**AIM OF THE EXERCISE**
Check each line of the records for "Team"; collect those that have it.

**GIVEN RECORDS**

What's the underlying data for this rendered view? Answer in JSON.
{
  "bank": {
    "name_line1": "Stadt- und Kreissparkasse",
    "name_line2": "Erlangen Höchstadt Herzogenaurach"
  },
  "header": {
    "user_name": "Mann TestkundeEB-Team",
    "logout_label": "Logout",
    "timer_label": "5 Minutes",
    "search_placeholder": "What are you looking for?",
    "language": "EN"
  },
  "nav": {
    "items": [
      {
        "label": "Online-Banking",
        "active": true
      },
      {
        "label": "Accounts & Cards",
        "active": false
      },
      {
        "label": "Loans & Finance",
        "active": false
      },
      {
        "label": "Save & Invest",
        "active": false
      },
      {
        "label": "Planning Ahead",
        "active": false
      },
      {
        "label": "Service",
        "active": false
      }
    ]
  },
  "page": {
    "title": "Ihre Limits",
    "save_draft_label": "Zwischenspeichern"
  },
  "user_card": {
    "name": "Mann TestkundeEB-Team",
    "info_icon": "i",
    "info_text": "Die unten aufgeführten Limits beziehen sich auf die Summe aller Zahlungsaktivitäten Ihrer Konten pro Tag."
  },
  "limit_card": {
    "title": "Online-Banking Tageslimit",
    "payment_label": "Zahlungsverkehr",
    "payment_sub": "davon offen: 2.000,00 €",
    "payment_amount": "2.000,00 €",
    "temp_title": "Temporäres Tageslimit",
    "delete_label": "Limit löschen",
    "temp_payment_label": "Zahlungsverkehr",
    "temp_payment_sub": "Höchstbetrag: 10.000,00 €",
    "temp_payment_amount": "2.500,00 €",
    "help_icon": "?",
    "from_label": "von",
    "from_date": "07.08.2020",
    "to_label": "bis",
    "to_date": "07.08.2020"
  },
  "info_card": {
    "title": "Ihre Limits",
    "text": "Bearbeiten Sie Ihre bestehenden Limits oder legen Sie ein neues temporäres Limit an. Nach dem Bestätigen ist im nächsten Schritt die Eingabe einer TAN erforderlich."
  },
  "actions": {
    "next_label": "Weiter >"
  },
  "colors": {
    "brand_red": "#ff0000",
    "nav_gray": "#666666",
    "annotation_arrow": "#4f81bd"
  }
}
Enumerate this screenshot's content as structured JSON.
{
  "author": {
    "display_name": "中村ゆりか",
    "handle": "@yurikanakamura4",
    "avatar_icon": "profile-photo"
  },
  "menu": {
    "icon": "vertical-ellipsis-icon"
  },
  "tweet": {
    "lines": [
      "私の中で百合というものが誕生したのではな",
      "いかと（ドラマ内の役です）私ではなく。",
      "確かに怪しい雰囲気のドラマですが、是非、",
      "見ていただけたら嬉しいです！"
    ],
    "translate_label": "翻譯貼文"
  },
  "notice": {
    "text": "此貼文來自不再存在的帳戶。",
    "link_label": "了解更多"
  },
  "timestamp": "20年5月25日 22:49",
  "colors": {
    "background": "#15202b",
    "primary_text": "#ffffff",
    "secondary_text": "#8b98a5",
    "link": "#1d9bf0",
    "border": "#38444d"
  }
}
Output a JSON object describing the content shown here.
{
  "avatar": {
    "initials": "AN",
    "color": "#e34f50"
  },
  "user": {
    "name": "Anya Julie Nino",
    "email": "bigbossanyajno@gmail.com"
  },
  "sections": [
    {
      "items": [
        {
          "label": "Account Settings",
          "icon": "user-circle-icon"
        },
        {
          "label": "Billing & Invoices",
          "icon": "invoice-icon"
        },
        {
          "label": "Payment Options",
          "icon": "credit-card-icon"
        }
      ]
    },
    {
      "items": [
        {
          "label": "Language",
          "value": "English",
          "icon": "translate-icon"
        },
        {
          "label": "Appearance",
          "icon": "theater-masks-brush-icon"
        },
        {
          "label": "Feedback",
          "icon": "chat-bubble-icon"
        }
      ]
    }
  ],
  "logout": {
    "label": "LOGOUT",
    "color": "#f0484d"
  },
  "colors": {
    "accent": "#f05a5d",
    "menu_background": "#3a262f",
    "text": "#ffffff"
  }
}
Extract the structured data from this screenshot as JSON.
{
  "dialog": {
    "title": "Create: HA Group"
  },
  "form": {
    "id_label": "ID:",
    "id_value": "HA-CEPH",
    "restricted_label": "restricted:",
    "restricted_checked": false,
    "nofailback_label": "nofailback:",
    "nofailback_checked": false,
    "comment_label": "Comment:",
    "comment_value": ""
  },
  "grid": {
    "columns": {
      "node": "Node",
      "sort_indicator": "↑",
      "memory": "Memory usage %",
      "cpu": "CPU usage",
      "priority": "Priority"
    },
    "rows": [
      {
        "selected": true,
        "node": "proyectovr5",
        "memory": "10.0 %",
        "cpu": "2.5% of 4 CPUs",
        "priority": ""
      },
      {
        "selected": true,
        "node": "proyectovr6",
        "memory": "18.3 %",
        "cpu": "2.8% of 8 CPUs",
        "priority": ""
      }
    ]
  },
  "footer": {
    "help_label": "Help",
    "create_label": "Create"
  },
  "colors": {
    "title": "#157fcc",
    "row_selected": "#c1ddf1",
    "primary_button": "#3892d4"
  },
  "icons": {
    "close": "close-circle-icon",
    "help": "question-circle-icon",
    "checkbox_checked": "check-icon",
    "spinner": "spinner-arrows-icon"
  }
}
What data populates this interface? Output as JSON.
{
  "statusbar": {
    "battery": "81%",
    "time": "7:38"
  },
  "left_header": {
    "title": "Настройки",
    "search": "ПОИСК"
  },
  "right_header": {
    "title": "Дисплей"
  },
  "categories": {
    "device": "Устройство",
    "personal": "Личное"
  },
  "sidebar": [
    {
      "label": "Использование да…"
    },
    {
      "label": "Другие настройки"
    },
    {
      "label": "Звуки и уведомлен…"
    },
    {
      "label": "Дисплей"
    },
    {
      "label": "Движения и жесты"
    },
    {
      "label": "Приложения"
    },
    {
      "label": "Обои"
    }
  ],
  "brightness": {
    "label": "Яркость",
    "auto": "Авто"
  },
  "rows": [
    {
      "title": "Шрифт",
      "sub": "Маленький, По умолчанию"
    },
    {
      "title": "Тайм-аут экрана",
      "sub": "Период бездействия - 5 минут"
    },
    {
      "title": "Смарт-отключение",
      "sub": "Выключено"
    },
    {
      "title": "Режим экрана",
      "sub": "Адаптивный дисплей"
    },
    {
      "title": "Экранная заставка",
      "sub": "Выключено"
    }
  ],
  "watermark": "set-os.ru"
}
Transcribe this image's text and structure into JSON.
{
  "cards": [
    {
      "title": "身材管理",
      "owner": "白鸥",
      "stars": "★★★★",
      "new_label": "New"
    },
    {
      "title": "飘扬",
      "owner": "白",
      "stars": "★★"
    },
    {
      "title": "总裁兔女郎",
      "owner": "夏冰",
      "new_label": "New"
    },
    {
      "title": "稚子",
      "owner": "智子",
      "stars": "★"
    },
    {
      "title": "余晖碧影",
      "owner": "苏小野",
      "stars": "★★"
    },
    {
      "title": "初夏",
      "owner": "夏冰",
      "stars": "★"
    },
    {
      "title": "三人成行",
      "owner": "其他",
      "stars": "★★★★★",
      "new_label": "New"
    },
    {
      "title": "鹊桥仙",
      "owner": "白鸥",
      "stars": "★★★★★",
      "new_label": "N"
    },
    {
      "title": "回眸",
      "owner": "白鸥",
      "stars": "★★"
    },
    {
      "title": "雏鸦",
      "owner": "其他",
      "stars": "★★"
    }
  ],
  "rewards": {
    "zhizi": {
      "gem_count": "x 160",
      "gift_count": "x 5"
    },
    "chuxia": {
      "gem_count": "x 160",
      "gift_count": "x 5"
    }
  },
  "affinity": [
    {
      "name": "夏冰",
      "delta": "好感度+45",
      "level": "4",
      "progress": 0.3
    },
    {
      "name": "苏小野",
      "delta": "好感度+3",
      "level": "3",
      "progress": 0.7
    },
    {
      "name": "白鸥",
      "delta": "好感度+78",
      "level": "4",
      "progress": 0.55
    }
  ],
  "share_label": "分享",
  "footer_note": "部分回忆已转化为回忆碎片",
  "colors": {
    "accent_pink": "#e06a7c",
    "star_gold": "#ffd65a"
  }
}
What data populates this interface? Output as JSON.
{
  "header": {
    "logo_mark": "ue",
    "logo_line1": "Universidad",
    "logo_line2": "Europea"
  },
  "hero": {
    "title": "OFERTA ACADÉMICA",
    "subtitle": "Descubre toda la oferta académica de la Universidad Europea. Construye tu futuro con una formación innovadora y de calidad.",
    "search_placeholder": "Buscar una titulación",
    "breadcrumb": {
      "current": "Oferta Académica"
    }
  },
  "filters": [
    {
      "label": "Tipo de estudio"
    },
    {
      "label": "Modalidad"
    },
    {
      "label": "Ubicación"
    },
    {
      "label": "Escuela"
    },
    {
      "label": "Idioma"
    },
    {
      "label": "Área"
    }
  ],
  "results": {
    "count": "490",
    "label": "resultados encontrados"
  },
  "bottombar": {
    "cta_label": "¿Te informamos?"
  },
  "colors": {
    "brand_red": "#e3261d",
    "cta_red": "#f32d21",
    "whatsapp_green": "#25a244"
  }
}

**THE ANSWER**
    "user_name": "Mann TestkundeEB-Team",
    "name": "Mann TestkundeEB-Team",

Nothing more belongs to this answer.